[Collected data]
========================

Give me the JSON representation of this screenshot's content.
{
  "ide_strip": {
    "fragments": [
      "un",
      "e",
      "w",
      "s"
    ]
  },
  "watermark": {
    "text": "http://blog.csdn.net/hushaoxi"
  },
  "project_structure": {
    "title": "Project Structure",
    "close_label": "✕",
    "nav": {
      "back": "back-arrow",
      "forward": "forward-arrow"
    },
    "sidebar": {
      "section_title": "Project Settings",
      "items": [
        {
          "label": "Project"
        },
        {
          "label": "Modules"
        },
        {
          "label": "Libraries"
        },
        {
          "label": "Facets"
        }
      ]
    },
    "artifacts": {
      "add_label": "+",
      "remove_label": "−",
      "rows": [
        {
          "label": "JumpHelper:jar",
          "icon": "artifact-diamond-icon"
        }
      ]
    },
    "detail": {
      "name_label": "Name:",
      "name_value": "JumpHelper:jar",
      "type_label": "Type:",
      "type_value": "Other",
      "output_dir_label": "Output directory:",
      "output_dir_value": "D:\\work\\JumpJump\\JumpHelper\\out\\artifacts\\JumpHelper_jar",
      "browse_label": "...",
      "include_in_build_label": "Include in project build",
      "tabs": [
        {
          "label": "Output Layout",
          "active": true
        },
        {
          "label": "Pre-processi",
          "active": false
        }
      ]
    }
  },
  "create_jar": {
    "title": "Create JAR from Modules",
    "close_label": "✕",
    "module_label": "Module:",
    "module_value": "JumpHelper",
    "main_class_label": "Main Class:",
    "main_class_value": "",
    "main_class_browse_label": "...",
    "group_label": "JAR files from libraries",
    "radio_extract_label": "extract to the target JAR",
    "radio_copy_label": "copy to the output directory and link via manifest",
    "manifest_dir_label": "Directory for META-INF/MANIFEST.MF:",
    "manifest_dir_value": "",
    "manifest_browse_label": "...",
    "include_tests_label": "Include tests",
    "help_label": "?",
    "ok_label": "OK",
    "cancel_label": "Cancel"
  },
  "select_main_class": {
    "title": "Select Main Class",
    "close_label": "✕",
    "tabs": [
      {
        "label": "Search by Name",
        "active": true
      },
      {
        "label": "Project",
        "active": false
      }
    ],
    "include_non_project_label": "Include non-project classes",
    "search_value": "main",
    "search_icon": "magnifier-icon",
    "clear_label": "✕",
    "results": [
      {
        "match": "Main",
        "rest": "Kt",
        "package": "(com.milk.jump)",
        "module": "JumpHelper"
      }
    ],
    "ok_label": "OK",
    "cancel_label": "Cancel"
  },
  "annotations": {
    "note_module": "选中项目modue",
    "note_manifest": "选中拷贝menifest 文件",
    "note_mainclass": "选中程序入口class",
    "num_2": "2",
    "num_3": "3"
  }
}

========================

**REQUEST**: Every entry should be output exactly as written, please.

**TASK RESULT**:
Give me the JSON representation of this screenshot's content.
{
  "ide_strip": {
    "fragments": [
      "un",
      "e",
      "w",
      "s"
    ]
  },
  "watermark": {
    "text": "http://blog.csdn.net/hushaoxi"
  },
  "project_structure": {
    "title": "Project Structure",
    "close_label": "✕",
    "nav": {
      "back": "back-arrow",
      "forward": "forward-arrow"
    },
    "sidebar": {
      "section_title": "Project Settings",
      "items": [
        {
          "label": "Project"
        },
        {
          "label": "Modules"
        },
        {
          "label": "Libraries"
        },
        {
          "label": "Facets"
        }
      ]
    },
    "artifacts": {
      "add_label": "+",
      "remove_label": "−",
      "rows": [
        {
          "label": "JumpHelper:jar",
          "icon": "artifact-diamond-icon"
        }
      ]
    },
    "detail": {
      "name_label": "Name:",
      "name_value": "JumpHelper:jar",
      "type_label": "Type:",
      "type_value": "Other",
      "output_dir_label": "Output directory:",
      "output_dir_value": "D:\\work\\JumpJump\\JumpHelper\\out\\artifacts\\JumpHelper_jar",
      "browse_label": "...",
      "include_in_build_label": "Include in project build",
      "tabs": [
        {
          "label": "Output Layout",
          "active": true
        },
        {
          "label": "Pre-processi",
          "active": false
        }
      ]
    }
  },
  "create_jar": {
    "title": "Create JAR from Modules",
    "close_label": "✕",
    "module_label": "Module:",
    "module_value": "JumpHelper",
    "main_class_label": "Main Class:",
    "main_class_value": "",
    "main_class_browse_label": "...",
    "group_label": "JAR files from libraries",
    "radio_extract_label": "extract to the target JAR",
    "radio_copy_label": "copy to the output directory and link via manifest",
    "manifest_dir_label": "Directory for META-INF/MANIFEST.MF:",
    "manifest_dir_value": "",
    "manifest_browse_label": "...",
    "include_tests_label": "Include tests",
    "help_label": "?",
    "ok_label": "OK",
    "cancel_label": "Cancel"
  },
  "select_main_class": {
    "title": "Select Main Class",
    "close_label": "✕",
    "tabs": [
      {
        "label": "Search by Name",
        "active": true
      },
      {
        "label": "Project",
        "active": false
      }
    ],
    "include_non_project_label": "Include non-project classes",
    "search_value": "main",
    "search_icon": "magnifier-icon",
    "clear_label": "✕",
    "results": [
      {
        "match": "Main",
        "rest": "Kt",
        "package": "(com.milk.jump)",
        "module": "JumpHelper"
      }
    ],
    "ok_label": "OK",
    "cancel_label": "Cancel"
  },
  "annotations": {
    "note_module": "选中项目modue",
    "note_manifest": "选中拷贝menifest 文件",
    "note_mainclass": "选中程序入口class",
    "num_2": "2",
    "num_3": "3"
  }
}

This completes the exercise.